Extracts from a graphics dataset:
[Start]

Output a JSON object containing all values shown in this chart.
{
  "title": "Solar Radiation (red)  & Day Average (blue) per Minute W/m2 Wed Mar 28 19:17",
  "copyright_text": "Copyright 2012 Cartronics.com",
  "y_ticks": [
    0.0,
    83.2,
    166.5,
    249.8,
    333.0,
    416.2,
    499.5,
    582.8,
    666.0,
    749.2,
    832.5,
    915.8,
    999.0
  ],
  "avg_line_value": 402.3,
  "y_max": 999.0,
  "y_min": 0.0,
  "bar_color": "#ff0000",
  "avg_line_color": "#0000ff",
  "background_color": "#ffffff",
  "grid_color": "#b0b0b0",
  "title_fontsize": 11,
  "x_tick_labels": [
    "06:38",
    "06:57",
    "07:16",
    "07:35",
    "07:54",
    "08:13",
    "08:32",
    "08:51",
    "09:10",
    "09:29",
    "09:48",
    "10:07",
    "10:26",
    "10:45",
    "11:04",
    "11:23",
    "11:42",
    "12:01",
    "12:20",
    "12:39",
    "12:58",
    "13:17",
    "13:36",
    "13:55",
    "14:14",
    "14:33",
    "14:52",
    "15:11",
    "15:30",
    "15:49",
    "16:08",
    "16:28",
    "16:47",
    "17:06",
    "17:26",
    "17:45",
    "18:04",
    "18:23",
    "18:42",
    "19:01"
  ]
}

[End]

● OBJECTIVE
Repeat the records above exactly as they appear.

● ANSWER TO THE TASK
Output a JSON object containing all values shown in this chart.
{
  "title": "Solar Radiation (red)  & Day Average (blue) per Minute W/m2 Wed Mar 28 19:17",
  "copyright_text": "Copyright 2012 Cartronics.com",
  "y_ticks": [
    0.0,
    83.2,
    166.5,
    249.8,
    333.0,
    416.2,
    499.5,
    582.8,
    666.0,
    749.2,
    832.5,
    915.8,
    999.0
  ],
  "avg_line_value": 402.3,
  "y_max": 999.0,
  "y_min": 0.0,
  "bar_color": "#ff0000",
  "avg_line_color": "#0000ff",
  "background_color": "#ffffff",
  "grid_color": "#b0b0b0",
  "title_fontsize": 11,
  "x_tick_labels": [
    "06:38",
    "06:57",
    "07:16",
    "07:35",
    "07:54",
    "08:13",
    "08:32",
    "08:51",
    "09:10",
    "09:29",
    "09:48",
    "10:07",
    "10:26",
    "10:45",
    "11:04",
    "11:23",
    "11:42",
    "12:01",
    "12:20",
    "12:39",
    "12:58",
    "13:17",
    "13:36",
    "13:55",
    "14:14",
    "14:33",
    "14:52",
    "15:11",
    "15:30",
    "15:49",
    "16:08",
    "16:28",
    "16:47",
    "17:06",
    "17:26",
    "17:45",
    "18:04",
    "18:23",
    "18:42",
    "19:01"
  ]
}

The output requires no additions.